_Requirements:_
Only the pictures are left out: repeat the rest of the entries exactly.
═════ Data provided
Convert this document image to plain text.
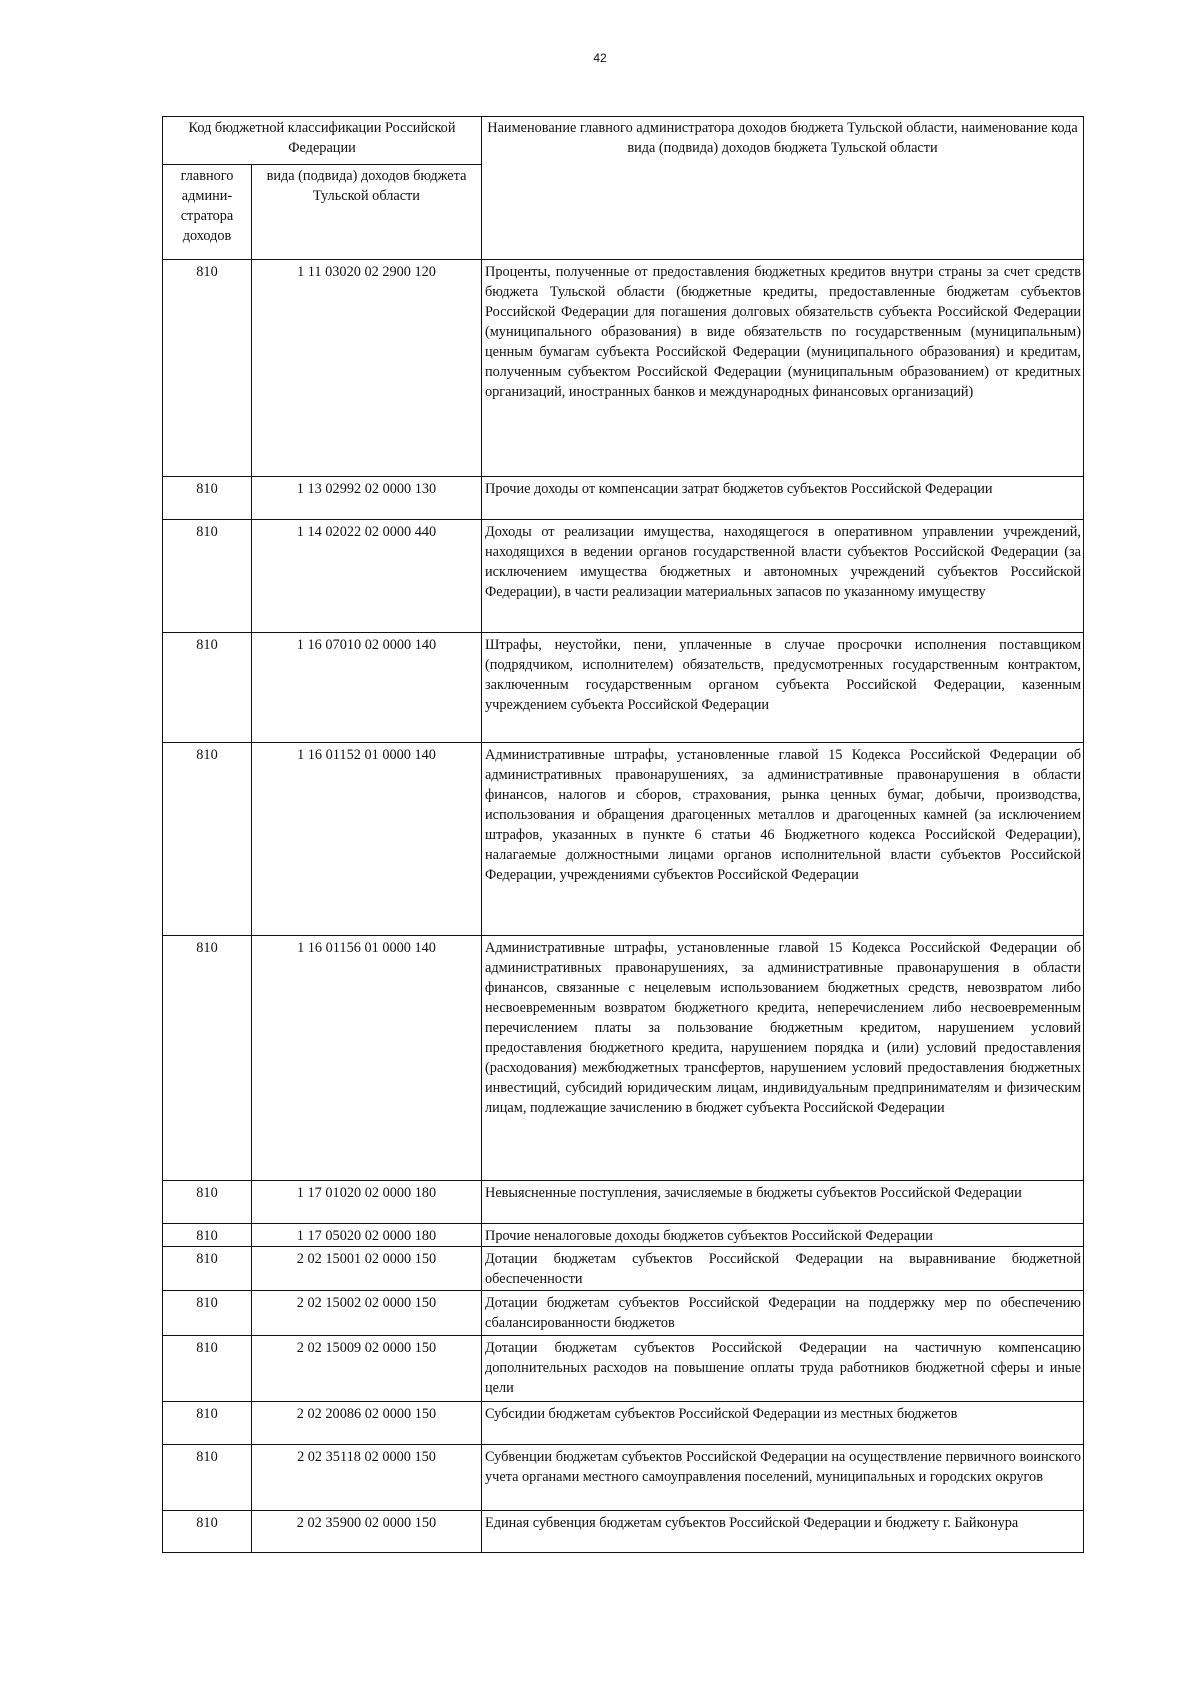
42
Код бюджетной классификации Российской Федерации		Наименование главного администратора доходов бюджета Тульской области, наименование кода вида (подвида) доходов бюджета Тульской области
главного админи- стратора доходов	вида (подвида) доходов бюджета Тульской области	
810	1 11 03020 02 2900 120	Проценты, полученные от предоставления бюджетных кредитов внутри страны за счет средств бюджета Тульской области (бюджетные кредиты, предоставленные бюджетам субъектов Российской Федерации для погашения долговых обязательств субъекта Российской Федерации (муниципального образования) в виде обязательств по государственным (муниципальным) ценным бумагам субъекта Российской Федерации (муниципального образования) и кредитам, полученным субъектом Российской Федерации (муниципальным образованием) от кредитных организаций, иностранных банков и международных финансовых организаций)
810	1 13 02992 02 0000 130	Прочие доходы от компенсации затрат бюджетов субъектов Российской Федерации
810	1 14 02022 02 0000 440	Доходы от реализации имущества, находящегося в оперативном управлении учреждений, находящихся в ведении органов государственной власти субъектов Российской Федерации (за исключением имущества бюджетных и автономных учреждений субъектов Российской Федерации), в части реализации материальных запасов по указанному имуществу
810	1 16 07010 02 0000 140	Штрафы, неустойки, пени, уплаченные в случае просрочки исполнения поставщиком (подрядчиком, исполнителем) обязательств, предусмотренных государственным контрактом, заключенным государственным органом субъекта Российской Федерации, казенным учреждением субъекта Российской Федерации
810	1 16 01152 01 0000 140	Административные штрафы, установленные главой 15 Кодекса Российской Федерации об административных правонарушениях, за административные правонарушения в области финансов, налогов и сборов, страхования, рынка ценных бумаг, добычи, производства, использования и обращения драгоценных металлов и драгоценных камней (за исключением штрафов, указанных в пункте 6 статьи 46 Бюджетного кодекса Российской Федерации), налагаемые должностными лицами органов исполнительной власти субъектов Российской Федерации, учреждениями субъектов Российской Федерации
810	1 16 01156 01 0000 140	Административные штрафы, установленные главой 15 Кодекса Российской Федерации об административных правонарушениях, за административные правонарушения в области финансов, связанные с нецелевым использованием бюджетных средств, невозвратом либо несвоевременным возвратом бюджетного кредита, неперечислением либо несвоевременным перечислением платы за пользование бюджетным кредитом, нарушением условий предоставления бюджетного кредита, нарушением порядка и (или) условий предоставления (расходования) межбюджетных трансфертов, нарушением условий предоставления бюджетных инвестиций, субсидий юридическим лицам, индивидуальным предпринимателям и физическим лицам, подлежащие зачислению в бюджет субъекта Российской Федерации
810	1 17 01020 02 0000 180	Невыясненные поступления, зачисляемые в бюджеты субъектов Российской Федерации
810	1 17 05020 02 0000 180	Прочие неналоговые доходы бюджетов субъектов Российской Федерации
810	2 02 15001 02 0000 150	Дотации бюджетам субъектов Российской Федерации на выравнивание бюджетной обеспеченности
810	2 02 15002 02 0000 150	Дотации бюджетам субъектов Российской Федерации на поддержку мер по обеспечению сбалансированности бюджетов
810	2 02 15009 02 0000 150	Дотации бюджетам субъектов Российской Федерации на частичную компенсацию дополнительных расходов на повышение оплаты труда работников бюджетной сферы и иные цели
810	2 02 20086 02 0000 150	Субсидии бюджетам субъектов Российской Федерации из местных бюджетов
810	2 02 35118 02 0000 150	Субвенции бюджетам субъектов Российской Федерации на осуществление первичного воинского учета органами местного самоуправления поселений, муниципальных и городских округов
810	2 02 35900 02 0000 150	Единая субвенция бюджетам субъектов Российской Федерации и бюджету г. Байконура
══════════
_Output:_
Convert this document image to plain text.
42
Код бюджетной классификации Российской Федерации		Наименование главного администратора доходов бюджета Тульской области, наименование кода вида (подвида) доходов бюджета Тульской области
главного админи- стратора доходов	вида (подвида) доходов бюджета Тульской области	
810	1 11 03020 02 2900 120	Проценты, полученные от предоставления бюджетных кредитов внутри страны за счет средств бюджета Тульской области (бюджетные кредиты, предоставленные бюджетам субъектов Российской Федерации для погашения долговых обязательств субъекта Российской Федерации (муниципального образования) в виде обязательств по государственным (муниципальным) ценным бумагам субъекта Российской Федерации (муниципального образования) и кредитам, полученным субъектом Российской Федерации (муниципальным образованием) от кредитных организаций, иностранных банков и международных финансовых организаций)
810	1 13 02992 02 0000 130	Прочие доходы от компенсации затрат бюджетов субъектов Российской Федерации
810	1 14 02022 02 0000 440	Доходы от реализации имущества, находящегося в оперативном управлении учреждений, находящихся в ведении органов государственной власти субъектов Российской Федерации (за исключением имущества бюджетных и автономных учреждений субъектов Российской Федерации), в части реализации материальных запасов по указанному имуществу
810	1 16 07010 02 0000 140	Штрафы, неустойки, пени, уплаченные в случае просрочки исполнения поставщиком (подрядчиком, исполнителем) обязательств, предусмотренных государственным контрактом, заключенным государственным органом субъекта Российской Федерации, казенным учреждением субъекта Российской Федерации
810	1 16 01152 01 0000 140	Административные штрафы, установленные главой 15 Кодекса Российской Федерации об административных правонарушениях, за административные правонарушения в области финансов, налогов и сборов, страхования, рынка ценных бумаг, добычи, производства, использования и обращения драгоценных металлов и драгоценных камней (за исключением штрафов, указанных в пункте 6 статьи 46 Бюджетного кодекса Российской Федерации), налагаемые должностными лицами органов исполнительной власти субъектов Российской Федерации, учреждениями субъектов Российской Федерации
810	1 16 01156 01 0000 140	Административные штрафы, установленные главой 15 Кодекса Российской Федерации об административных правонарушениях, за административные правонарушения в области финансов, связанные с нецелевым использованием бюджетных средств, невозвратом либо несвоевременным возвратом бюджетного кредита, неперечислением либо несвоевременным перечислением платы за пользование бюджетным кредитом, нарушением условий предоставления бюджетного кредита, нарушением порядка и (или) условий предоставления (расходования) межбюджетных трансфертов, нарушением условий предоставления бюджетных инвестиций, субсидий юридическим лицам, индивидуальным предпринимателям и физическим лицам, подлежащие зачислению в бюджет субъекта Российской Федерации
810	1 17 01020 02 0000 180	Невыясненные поступления, зачисляемые в бюджеты субъектов Российской Федерации
810	1 17 05020 02 0000 180	Прочие неналоговые доходы бюджетов субъектов Российской Федерации
810	2 02 15001 02 0000 150	Дотации бюджетам субъектов Российской Федерации на выравнивание бюджетной обеспеченности
810	2 02 15002 02 0000 150	Дотации бюджетам субъектов Российской Федерации на поддержку мер по обеспечению сбалансированности бюджетов
810	2 02 15009 02 0000 150	Дотации бюджетам субъектов Российской Федерации на частичную компенсацию дополнительных расходов на повышение оплаты труда работников бюджетной сферы и иные цели
810	2 02 20086 02 0000 150	Субсидии бюджетам субъектов Российской Федерации из местных бюджетов
810	2 02 35118 02 0000 150	Субвенции бюджетам субъектов Российской Федерации на осуществление первичного воинского учета органами местного самоуправления поселений, муниципальных и городских округов
810	2 02 35900 02 0000 150	Единая субвенция бюджетам субъектов Российской Федерации и бюджету г. Байконура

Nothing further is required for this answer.